Tally the lines in the records underneath that contain the string "preko", and state the figure by itself.
————————
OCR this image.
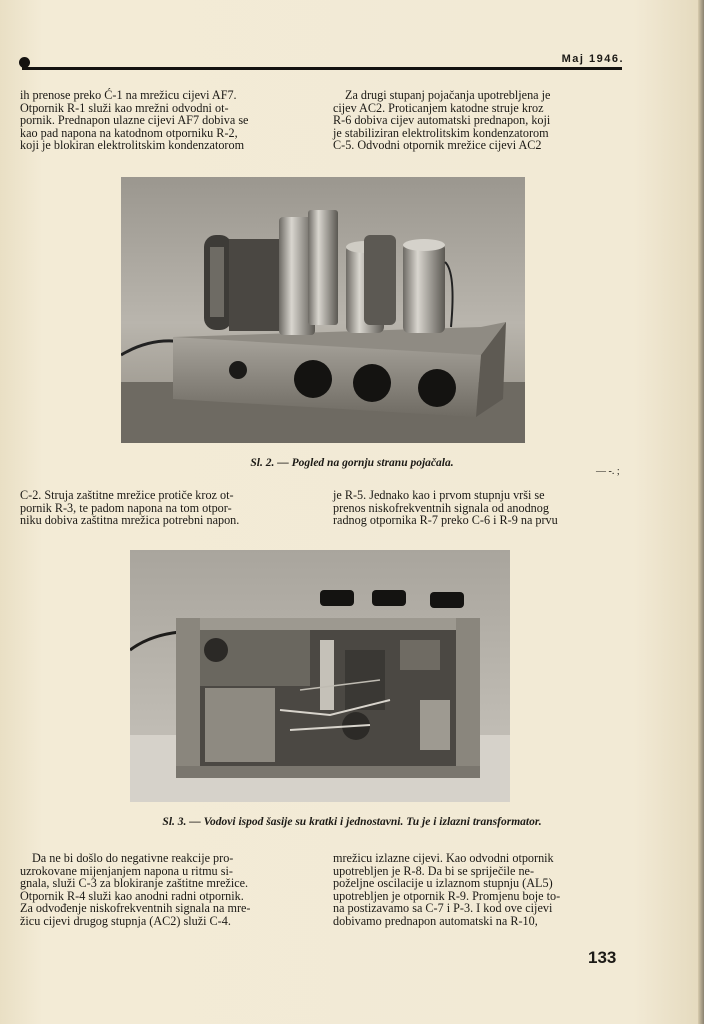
Maj 1946.

ih prenose preko Ć-1 na mrežicu cijevi AF7.

Otpornik R-1 služi kao mrežni odvodni ot-

pornik. Prednapon ulazne cijevi AF7 dobiva se

kao pad napona na katodnom otporniku R-2,

koji je blokiran elektrolitskim kondenzatorom

Za drugi stupanj pojačanja upotrebljena je

cijev AC2. Proticanjem katodne struje kroz

R-6 dobiva cijev automatski prednapon, koji

je stabiliziran elektrolitskim kondenzatorom

C-5. Odvodni otpornik mrežice cijevi AC2

Sl. 2. — Pogled na gornju stranu pojačala.
— -. ;

C-2. Struja zaštitne mrežice protiče kroz ot-

pornik R-3, te padom napona na tom otpor-

niku dobiva zaštitna mrežica potrebni napon.

je R-5. Jednako kao i prvom stupnju vrši se

prenos niskofrekventnih signala od anodnog

radnog otpornika R-7 preko C-6 i R-9 na prvu

Sl. 3. — Vodovi ispod šasije su kratki i jednostavni. Tu je i izlazni transformator.

Da ne bi došlo do negativne reakcije pro-

uzrokovane mijenjanjem napona u ritmu si-

gnala, služi C-3 za blokiranje zaštitne mrežice.

Otpornik R-4 služi kao anodni radni otpornik.

Za odvođenje niskofrekventnih signala na mre-

žicu cijevi drugog stupnja (AC2) služi C-4.

mrežicu izlazne cijevi. Kao odvodni otpornik

upotrebljen je R-8. Da bi se spriječile ne-

poželjne oscilacije u izlaznom stupnju (AL5)

upotrebljen je otpornik R-9. Promjenu boje to-

na postizavamo sa C-7 i P-3. I kod ove cijevi

dobivamo prednapon automatski na R-10,

133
————————
Expected answer =
2